> **WHAT YOU WILL DO**
Reproduce this listing in full.

-------- DATA PROVIDED

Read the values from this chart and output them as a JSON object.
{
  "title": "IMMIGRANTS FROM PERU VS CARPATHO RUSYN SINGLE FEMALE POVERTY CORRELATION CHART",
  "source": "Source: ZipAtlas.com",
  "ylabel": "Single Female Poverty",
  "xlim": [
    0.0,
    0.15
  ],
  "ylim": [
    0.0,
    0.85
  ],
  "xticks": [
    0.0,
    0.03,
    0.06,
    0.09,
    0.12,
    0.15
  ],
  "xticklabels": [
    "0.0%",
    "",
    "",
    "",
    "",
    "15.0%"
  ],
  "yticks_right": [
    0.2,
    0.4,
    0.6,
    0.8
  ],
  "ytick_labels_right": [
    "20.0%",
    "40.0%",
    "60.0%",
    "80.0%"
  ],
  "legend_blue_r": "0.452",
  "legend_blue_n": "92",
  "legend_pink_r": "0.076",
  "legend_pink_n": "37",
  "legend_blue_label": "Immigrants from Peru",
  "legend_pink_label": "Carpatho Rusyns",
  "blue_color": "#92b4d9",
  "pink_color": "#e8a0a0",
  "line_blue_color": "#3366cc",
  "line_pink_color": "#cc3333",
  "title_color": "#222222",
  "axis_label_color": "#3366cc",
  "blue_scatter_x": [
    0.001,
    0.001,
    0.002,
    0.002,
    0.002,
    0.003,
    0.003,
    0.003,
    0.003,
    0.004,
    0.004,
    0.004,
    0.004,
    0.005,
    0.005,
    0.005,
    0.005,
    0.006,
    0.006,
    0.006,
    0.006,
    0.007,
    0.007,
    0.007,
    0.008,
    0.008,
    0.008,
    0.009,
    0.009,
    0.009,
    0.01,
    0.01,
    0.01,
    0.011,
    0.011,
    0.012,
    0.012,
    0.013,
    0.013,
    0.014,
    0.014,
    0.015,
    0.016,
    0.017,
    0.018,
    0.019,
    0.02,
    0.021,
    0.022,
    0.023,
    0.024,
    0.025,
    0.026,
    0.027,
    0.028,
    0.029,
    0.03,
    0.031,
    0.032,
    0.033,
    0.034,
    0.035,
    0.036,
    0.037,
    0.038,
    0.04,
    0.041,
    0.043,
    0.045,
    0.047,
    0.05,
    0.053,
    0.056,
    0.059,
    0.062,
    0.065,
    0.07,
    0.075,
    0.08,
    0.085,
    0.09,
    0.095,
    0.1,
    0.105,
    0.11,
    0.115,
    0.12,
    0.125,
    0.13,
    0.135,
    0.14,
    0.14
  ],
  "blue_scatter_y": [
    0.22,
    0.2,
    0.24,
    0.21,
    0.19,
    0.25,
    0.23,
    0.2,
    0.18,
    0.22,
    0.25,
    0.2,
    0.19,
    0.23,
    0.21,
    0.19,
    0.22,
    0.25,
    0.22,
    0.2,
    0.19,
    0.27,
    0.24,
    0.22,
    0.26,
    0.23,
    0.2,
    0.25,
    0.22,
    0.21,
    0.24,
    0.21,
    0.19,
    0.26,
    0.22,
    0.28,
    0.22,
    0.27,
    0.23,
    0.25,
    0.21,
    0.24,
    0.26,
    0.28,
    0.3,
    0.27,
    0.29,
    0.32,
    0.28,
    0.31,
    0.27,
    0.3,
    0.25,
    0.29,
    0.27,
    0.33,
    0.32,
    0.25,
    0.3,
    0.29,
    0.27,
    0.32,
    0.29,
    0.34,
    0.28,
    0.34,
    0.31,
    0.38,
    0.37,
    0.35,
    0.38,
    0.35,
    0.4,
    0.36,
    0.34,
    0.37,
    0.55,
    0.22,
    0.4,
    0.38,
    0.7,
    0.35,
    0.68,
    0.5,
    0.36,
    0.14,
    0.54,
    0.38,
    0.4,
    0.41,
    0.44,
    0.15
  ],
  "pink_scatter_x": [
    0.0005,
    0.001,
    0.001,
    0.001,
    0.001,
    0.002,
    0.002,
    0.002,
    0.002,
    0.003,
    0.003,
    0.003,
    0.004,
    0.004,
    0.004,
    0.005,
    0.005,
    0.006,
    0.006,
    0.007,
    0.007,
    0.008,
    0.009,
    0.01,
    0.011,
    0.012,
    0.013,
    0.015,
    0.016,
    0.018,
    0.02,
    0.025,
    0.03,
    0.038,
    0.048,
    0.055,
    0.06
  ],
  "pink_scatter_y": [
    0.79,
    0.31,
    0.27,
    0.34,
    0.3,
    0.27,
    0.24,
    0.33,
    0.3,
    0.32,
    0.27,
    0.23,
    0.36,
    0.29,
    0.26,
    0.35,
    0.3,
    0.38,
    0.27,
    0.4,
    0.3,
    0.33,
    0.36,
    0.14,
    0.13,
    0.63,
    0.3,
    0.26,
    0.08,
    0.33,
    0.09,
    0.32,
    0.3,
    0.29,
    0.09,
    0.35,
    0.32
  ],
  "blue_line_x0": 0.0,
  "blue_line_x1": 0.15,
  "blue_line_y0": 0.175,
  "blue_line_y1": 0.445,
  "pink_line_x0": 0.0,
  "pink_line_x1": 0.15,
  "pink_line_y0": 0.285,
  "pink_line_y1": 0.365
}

----------------

> **EXERCISE OUTPUT**
Read the values from this chart and output them as a JSON object.
{
  "title": "IMMIGRANTS FROM PERU VS CARPATHO RUSYN SINGLE FEMALE POVERTY CORRELATION CHART",
  "source": "Source: ZipAtlas.com",
  "ylabel": "Single Female Poverty",
  "xlim": [
    0.0,
    0.15
  ],
  "ylim": [
    0.0,
    0.85
  ],
  "xticks": [
    0.0,
    0.03,
    0.06,
    0.09,
    0.12,
    0.15
  ],
  "xticklabels": [
    "0.0%",
    "",
    "",
    "",
    "",
    "15.0%"
  ],
  "yticks_right": [
    0.2,
    0.4,
    0.6,
    0.8
  ],
  "ytick_labels_right": [
    "20.0%",
    "40.0%",
    "60.0%",
    "80.0%"
  ],
  "legend_blue_r": "0.452",
  "legend_blue_n": "92",
  "legend_pink_r": "0.076",
  "legend_pink_n": "37",
  "legend_blue_label": "Immigrants from Peru",
  "legend_pink_label": "Carpatho Rusyns",
  "blue_color": "#92b4d9",
  "pink_color": "#e8a0a0",
  "line_blue_color": "#3366cc",
  "line_pink_color": "#cc3333",
  "title_color": "#222222",
  "axis_label_color": "#3366cc",
  "blue_scatter_x": [
    0.001,
    0.001,
    0.002,
    0.002,
    0.002,
    0.003,
    0.003,
    0.003,
    0.003,
    0.004,
    0.004,
    0.004,
    0.004,
    0.005,
    0.005,
    0.005,
    0.005,
    0.006,
    0.006,
    0.006,
    0.006,
    0.007,
    0.007,
    0.007,
    0.008,
    0.008,
    0.008,
    0.009,
    0.009,
    0.009,
    0.01,
    0.01,
    0.01,
    0.011,
    0.011,
    0.012,
    0.012,
    0.013,
    0.013,
    0.014,
    0.014,
    0.015,
    0.016,
    0.017,
    0.018,
    0.019,
    0.02,
    0.021,
    0.022,
    0.023,
    0.024,
    0.025,
    0.026,
    0.027,
    0.028,
    0.029,
    0.03,
    0.031,
    0.032,
    0.033,
    0.034,
    0.035,
    0.036,
    0.037,
    0.038,
    0.04,
    0.041,
    0.043,
    0.045,
    0.047,
    0.05,
    0.053,
    0.056,
    0.059,
    0.062,
    0.065,
    0.07,
    0.075,
    0.08,
    0.085,
    0.09,
    0.095,
    0.1,
    0.105,
    0.11,
    0.115,
    0.12,
    0.125,
    0.13,
    0.135,
    0.14,
    0.14
  ],
  "blue_scatter_y": [
    0.22,
    0.2,
    0.24,
    0.21,
    0.19,
    0.25,
    0.23,
    0.2,
    0.18,
    0.22,
    0.25,
    0.2,
    0.19,
    0.23,
    0.21,
    0.19,
    0.22,
    0.25,
    0.22,
    0.2,
    0.19,
    0.27,
    0.24,
    0.22,
    0.26,
    0.23,
    0.2,
    0.25,
    0.22,
    0.21,
    0.24,
    0.21,
    0.19,
    0.26,
    0.22,
    0.28,
    0.22,
    0.27,
    0.23,
    0.25,
    0.21,
    0.24,
    0.26,
    0.28,
    0.3,
    0.27,
    0.29,
    0.32,
    0.28,
    0.31,
    0.27,
    0.3,
    0.25,
    0.29,
    0.27,
    0.33,
    0.32,
    0.25,
    0.3,
    0.29,
    0.27,
    0.32,
    0.29,
    0.34,
    0.28,
    0.34,
    0.31,
    0.38,
    0.37,
    0.35,
    0.38,
    0.35,
    0.4,
    0.36,
    0.34,
    0.37,
    0.55,
    0.22,
    0.4,
    0.38,
    0.7,
    0.35,
    0.68,
    0.5,
    0.36,
    0.14,
    0.54,
    0.38,
    0.4,
    0.41,
    0.44,
    0.15
  ],
  "pink_scatter_x": [
    0.0005,
    0.001,
    0.001,
    0.001,
    0.001,
    0.002,
    0.002,
    0.002,
    0.002,
    0.003,
    0.003,
    0.003,
    0.004,
    0.004,
    0.004,
    0.005,
    0.005,
    0.006,
    0.006,
    0.007,
    0.007,
    0.008,
    0.009,
    0.01,
    0.011,
    0.012,
    0.013,
    0.015,
    0.016,
    0.018,
    0.02,
    0.025,
    0.03,
    0.038,
    0.048,
    0.055,
    0.06
  ],
  "pink_scatter_y": [
    0.79,
    0.31,
    0.27,
    0.34,
    0.3,
    0.27,
    0.24,
    0.33,
    0.3,
    0.32,
    0.27,
    0.23,
    0.36,
    0.29,
    0.26,
    0.35,
    0.3,
    0.38,
    0.27,
    0.4,
    0.3,
    0.33,
    0.36,
    0.14,
    0.13,
    0.63,
    0.3,
    0.26,
    0.08,
    0.33,
    0.09,
    0.32,
    0.3,
    0.29,
    0.09,
    0.35,
    0.32
  ],
  "blue_line_x0": 0.0,
  "blue_line_x1": 0.15,
  "blue_line_y0": 0.175,
  "blue_line_y1": 0.445,
  "pink_line_x0": 0.0,
  "pink_line_x1": 0.15,
  "pink_line_y0": 0.285,
  "pink_line_y1": 0.365
}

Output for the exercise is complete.